*EXERCISE DETAILS:*
Retype the whole listing, please, keeping every line exact and dropping the pictures.

Figure record extracts:
▼
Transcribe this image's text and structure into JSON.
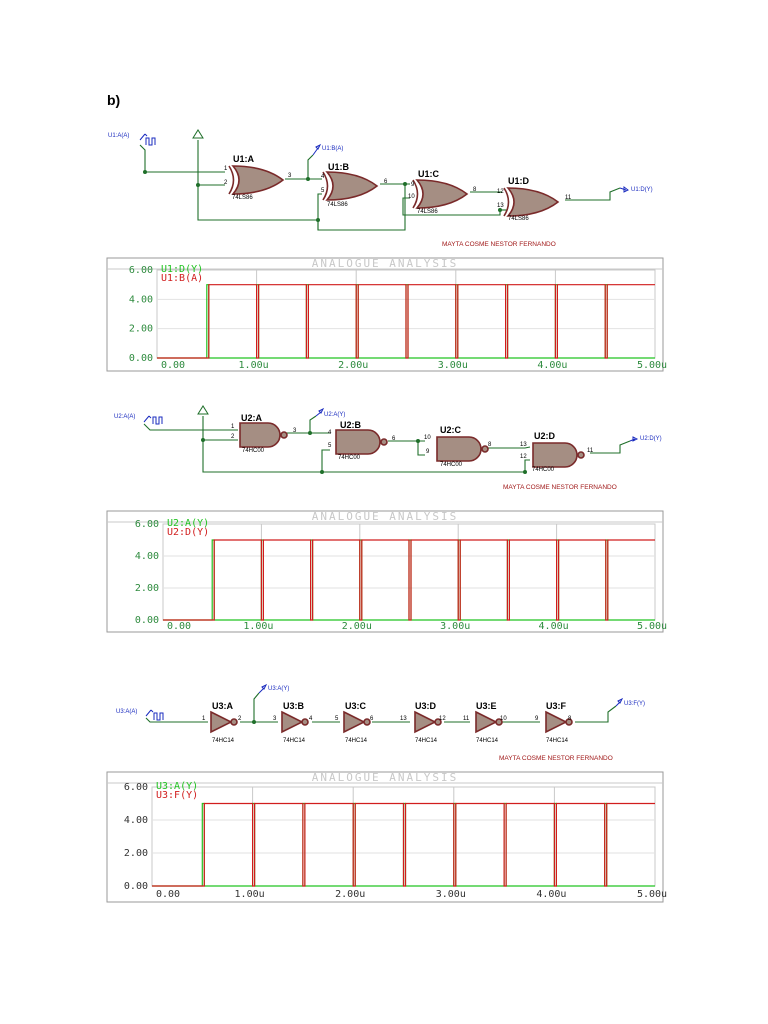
{
  "section_title": "b)",
  "colors": {
    "wire": "#1f6f2a",
    "gate_fill": "#a58e83",
    "gate_stroke": "#7a2a2a",
    "probe": "#1a2bbf",
    "author": "#a01818",
    "trace_green": "#22c322",
    "trace_red": "#d11d1d",
    "grid": "#c8c8c8"
  },
  "circuits": [
    {
      "source_label": "U1:A(A)",
      "probe_mid_label": "U1:B(A)",
      "probe_out_label": "U1:D(Y)",
      "author": "MAYTA COSME NESTOR FERNANDO",
      "gates": [
        {
          "ref": "U1:A",
          "part": "74LS86",
          "pins": [
            "1",
            "2",
            "3"
          ]
        },
        {
          "ref": "U1:B",
          "part": "74LS86",
          "pins": [
            "4",
            "5",
            "6"
          ]
        },
        {
          "ref": "U1:C",
          "part": "74LS86",
          "pins": [
            "9",
            "10",
            "8"
          ]
        },
        {
          "ref": "U1:D",
          "part": "74LS86",
          "pins": [
            "12",
            "13",
            "11"
          ]
        }
      ]
    },
    {
      "source_label": "U2:A(A)",
      "probe_mid_label": "U2:A(Y)",
      "probe_out_label": "U2:D(Y)",
      "author": "MAYTA COSME NESTOR FERNANDO",
      "gates": [
        {
          "ref": "U2:A",
          "part": "74HC00",
          "pins": [
            "1",
            "2",
            "3"
          ]
        },
        {
          "ref": "U2:B",
          "part": "74HC00",
          "pins": [
            "4",
            "5",
            "6"
          ]
        },
        {
          "ref": "U2:C",
          "part": "74HC00",
          "pins": [
            "10",
            "9",
            "8"
          ]
        },
        {
          "ref": "U2:D",
          "part": "74HC00",
          "pins": [
            "13",
            "12",
            "11"
          ]
        }
      ]
    },
    {
      "source_label": "U3:A(A)",
      "probe_mid_label": "U3:A(Y)",
      "probe_out_label": "U3:F(Y)",
      "author": "MAYTA COSME NESTOR FERNANDO",
      "gates": [
        {
          "ref": "U3:A",
          "part": "74HC14",
          "pins": [
            "1",
            "2"
          ]
        },
        {
          "ref": "U3:B",
          "part": "74HC14",
          "pins": [
            "3",
            "4"
          ]
        },
        {
          "ref": "U3:C",
          "part": "74HC14",
          "pins": [
            "5",
            "6"
          ]
        },
        {
          "ref": "U3:D",
          "part": "74HC14",
          "pins": [
            "13",
            "12"
          ]
        },
        {
          "ref": "U3:E",
          "part": "74HC14",
          "pins": [
            "11",
            "10"
          ]
        },
        {
          "ref": "U3:F",
          "part": "74HC14",
          "pins": [
            "9",
            "8"
          ]
        }
      ]
    }
  ],
  "chart_data": [
    {
      "type": "line",
      "title": "ANALOGUE ANALYSIS",
      "x_ticks": [
        "0.00",
        "1.00u",
        "2.00u",
        "3.00u",
        "4.00u",
        "5.00u"
      ],
      "y_ticks": [
        "0.00",
        "2.00",
        "4.00",
        "6.00"
      ],
      "xlim": [
        0,
        5
      ],
      "ylim": [
        0,
        6
      ],
      "x_unit": "u",
      "grid": true,
      "legend_position": "top-left",
      "series": [
        {
          "name": "U1:D(Y)",
          "color": "#22c322",
          "high": 5,
          "low": 0,
          "edges": [
            0.5,
            0.52,
            1.0,
            1.02,
            1.5,
            1.52,
            2.0,
            2.02,
            2.5,
            2.52,
            3.0,
            3.02,
            3.5,
            3.52,
            4.0,
            4.02,
            4.5,
            4.52
          ]
        },
        {
          "name": "U1:B(A)",
          "color": "#d11d1d",
          "high": 5,
          "low": 0,
          "edges": [
            0.52,
            1.0,
            1.02,
            1.5,
            1.52,
            2.0,
            2.02,
            2.5,
            2.52,
            3.0,
            3.02,
            3.5,
            3.52,
            4.0,
            4.02,
            4.5,
            4.52
          ]
        }
      ]
    },
    {
      "type": "line",
      "title": "ANALOGUE ANALYSIS",
      "x_ticks": [
        "0.00",
        "1.00u",
        "2.00u",
        "3.00u",
        "4.00u",
        "5.00u"
      ],
      "y_ticks": [
        "0.00",
        "2.00",
        "4.00",
        "6.00"
      ],
      "xlim": [
        0,
        5
      ],
      "ylim": [
        0,
        6
      ],
      "x_unit": "u",
      "grid": true,
      "legend_position": "top-left",
      "series": [
        {
          "name": "U2:A(Y)",
          "color": "#22c322",
          "high": 5,
          "low": 0,
          "edges": [
            0.5,
            0.52,
            1.0,
            1.02,
            1.5,
            1.52,
            2.0,
            2.02,
            2.5,
            2.52,
            3.0,
            3.02,
            3.5,
            3.52,
            4.0,
            4.02,
            4.5,
            4.52
          ]
        },
        {
          "name": "U2:D(Y)",
          "color": "#d11d1d",
          "high": 5,
          "low": 0,
          "edges": [
            0.52,
            1.0,
            1.02,
            1.5,
            1.52,
            2.0,
            2.02,
            2.5,
            2.52,
            3.0,
            3.02,
            3.5,
            3.52,
            4.0,
            4.02,
            4.5,
            4.52
          ]
        }
      ]
    },
    {
      "type": "line",
      "title": "ANALOGUE ANALYSIS",
      "x_ticks": [
        "0.00",
        "1.00u",
        "2.00u",
        "3.00u",
        "4.00u",
        "5.00u"
      ],
      "y_ticks": [
        "0.00",
        "2.00",
        "4.00",
        "6.00"
      ],
      "xlim": [
        0,
        5
      ],
      "ylim": [
        0,
        6
      ],
      "x_unit": "u",
      "grid": true,
      "legend_position": "top-left",
      "series": [
        {
          "name": "U3:A(Y)",
          "color": "#22c322",
          "high": 5,
          "low": 0,
          "edges": [
            0.5,
            0.52,
            1.0,
            1.02,
            1.5,
            1.52,
            2.0,
            2.02,
            2.5,
            2.52,
            3.0,
            3.02,
            3.5,
            3.52,
            4.0,
            4.02,
            4.5,
            4.52
          ]
        },
        {
          "name": "U3:F(Y)",
          "color": "#d11d1d",
          "high": 5,
          "low": 0,
          "edges": [
            0.52,
            1.0,
            1.02,
            1.5,
            1.52,
            2.0,
            2.02,
            2.5,
            2.52,
            3.0,
            3.02,
            3.5,
            3.52,
            4.0,
            4.02,
            4.5,
            4.52
          ]
        }
      ]
    }
  ]
}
▲
*EXERCISE RESULT:*
Transcribe this image's text and structure into JSON.
{
  "section_title": "b)",
  "colors": {
    "wire": "#1f6f2a",
    "gate_fill": "#a58e83",
    "gate_stroke": "#7a2a2a",
    "probe": "#1a2bbf",
    "author": "#a01818",
    "trace_green": "#22c322",
    "trace_red": "#d11d1d",
    "grid": "#c8c8c8"
  },
  "circuits": [
    {
      "source_label": "U1:A(A)",
      "probe_mid_label": "U1:B(A)",
      "probe_out_label": "U1:D(Y)",
      "author": "MAYTA COSME NESTOR FERNANDO",
      "gates": [
        {
          "ref": "U1:A",
          "part": "74LS86",
          "pins": [
            "1",
            "2",
            "3"
          ]
        },
        {
          "ref": "U1:B",
          "part": "74LS86",
          "pins": [
            "4",
            "5",
            "6"
          ]
        },
        {
          "ref": "U1:C",
          "part": "74LS86",
          "pins": [
            "9",
            "10",
            "8"
          ]
        },
        {
          "ref": "U1:D",
          "part": "74LS86",
          "pins": [
            "12",
            "13",
            "11"
          ]
        }
      ]
    },
    {
      "source_label": "U2:A(A)",
      "probe_mid_label": "U2:A(Y)",
      "probe_out_label": "U2:D(Y)",
      "author": "MAYTA COSME NESTOR FERNANDO",
      "gates": [
        {
          "ref": "U2:A",
          "part": "74HC00",
          "pins": [
            "1",
            "2",
            "3"
          ]
        },
        {
          "ref": "U2:B",
          "part": "74HC00",
          "pins": [
            "4",
            "5",
            "6"
          ]
        },
        {
          "ref": "U2:C",
          "part": "74HC00",
          "pins": [
            "10",
            "9",
            "8"
          ]
        },
        {
          "ref": "U2:D",
          "part": "74HC00",
          "pins": [
            "13",
            "12",
            "11"
          ]
        }
      ]
    },
    {
      "source_label": "U3:A(A)",
      "probe_mid_label": "U3:A(Y)",
      "probe_out_label": "U3:F(Y)",
      "author": "MAYTA COSME NESTOR FERNANDO",
      "gates": [
        {
          "ref": "U3:A",
          "part": "74HC14",
          "pins": [
            "1",
            "2"
          ]
        },
        {
          "ref": "U3:B",
          "part": "74HC14",
          "pins": [
            "3",
            "4"
          ]
        },
        {
          "ref": "U3:C",
          "part": "74HC14",
          "pins": [
            "5",
            "6"
          ]
        },
        {
          "ref": "U3:D",
          "part": "74HC14",
          "pins": [
            "13",
            "12"
          ]
        },
        {
          "ref": "U3:E",
          "part": "74HC14",
          "pins": [
            "11",
            "10"
          ]
        },
        {
          "ref": "U3:F",
          "part": "74HC14",
          "pins": [
            "9",
            "8"
          ]
        }
      ]
    }
  ],
  "chart_data": [
    {
      "type": "line",
      "title": "ANALOGUE ANALYSIS",
      "x_ticks": [
        "0.00",
        "1.00u",
        "2.00u",
        "3.00u",
        "4.00u",
        "5.00u"
      ],
      "y_ticks": [
        "0.00",
        "2.00",
        "4.00",
        "6.00"
      ],
      "xlim": [
        0,
        5
      ],
      "ylim": [
        0,
        6
      ],
      "x_unit": "u",
      "grid": true,
      "legend_position": "top-left",
      "series": [
        {
          "name": "U1:D(Y)",
          "color": "#22c322",
          "high": 5,
          "low": 0,
          "edges": [
            0.5,
            0.52,
            1.0,
            1.02,
            1.5,
            1.52,
            2.0,
            2.02,
            2.5,
            2.52,
            3.0,
            3.02,
            3.5,
            3.52,
            4.0,
            4.02,
            4.5,
            4.52
          ]
        },
        {
          "name": "U1:B(A)",
          "color": "#d11d1d",
          "high": 5,
          "low": 0,
          "edges": [
            0.52,
            1.0,
            1.02,
            1.5,
            1.52,
            2.0,
            2.02,
            2.5,
            2.52,
            3.0,
            3.02,
            3.5,
            3.52,
            4.0,
            4.02,
            4.5,
            4.52
          ]
        }
      ]
    },
    {
      "type": "line",
      "title": "ANALOGUE ANALYSIS",
      "x_ticks": [
        "0.00",
        "1.00u",
        "2.00u",
        "3.00u",
        "4.00u",
        "5.00u"
      ],
      "y_ticks": [
        "0.00",
        "2.00",
        "4.00",
        "6.00"
      ],
      "xlim": [
        0,
        5
      ],
      "ylim": [
        0,
        6
      ],
      "x_unit": "u",
      "grid": true,
      "legend_position": "top-left",
      "series": [
        {
          "name": "U2:A(Y)",
          "color": "#22c322",
          "high": 5,
          "low": 0,
          "edges": [
            0.5,
            0.52,
            1.0,
            1.02,
            1.5,
            1.52,
            2.0,
            2.02,
            2.5,
            2.52,
            3.0,
            3.02,
            3.5,
            3.52,
            4.0,
            4.02,
            4.5,
            4.52
          ]
        },
        {
          "name": "U2:D(Y)",
          "color": "#d11d1d",
          "high": 5,
          "low": 0,
          "edges": [
            0.52,
            1.0,
            1.02,
            1.5,
            1.52,
            2.0,
            2.02,
            2.5,
            2.52,
            3.0,
            3.02,
            3.5,
            3.52,
            4.0,
            4.02,
            4.5,
            4.52
          ]
        }
      ]
    },
    {
      "type": "line",
      "title": "ANALOGUE ANALYSIS",
      "x_ticks": [
        "0.00",
        "1.00u",
        "2.00u",
        "3.00u",
        "4.00u",
        "5.00u"
      ],
      "y_ticks": [
        "0.00",
        "2.00",
        "4.00",
        "6.00"
      ],
      "xlim": [
        0,
        5
      ],
      "ylim": [
        0,
        6
      ],
      "x_unit": "u",
      "grid": true,
      "legend_position": "top-left",
      "series": [
        {
          "name": "U3:A(Y)",
          "color": "#22c322",
          "high": 5,
          "low": 0,
          "edges": [
            0.5,
            0.52,
            1.0,
            1.02,
            1.5,
            1.52,
            2.0,
            2.02,
            2.5,
            2.52,
            3.0,
            3.02,
            3.5,
            3.52,
            4.0,
            4.02,
            4.5,
            4.52
          ]
        },
        {
          "name": "U3:F(Y)",
          "color": "#d11d1d",
          "high": 5,
          "low": 0,
          "edges": [
            0.52,
            1.0,
            1.02,
            1.5,
            1.52,
            2.0,
            2.02,
            2.5,
            2.52,
            3.0,
            3.02,
            3.5,
            3.52,
            4.0,
            4.02,
            4.5,
            4.52
          ]
        }
      ]
    }
  ]
}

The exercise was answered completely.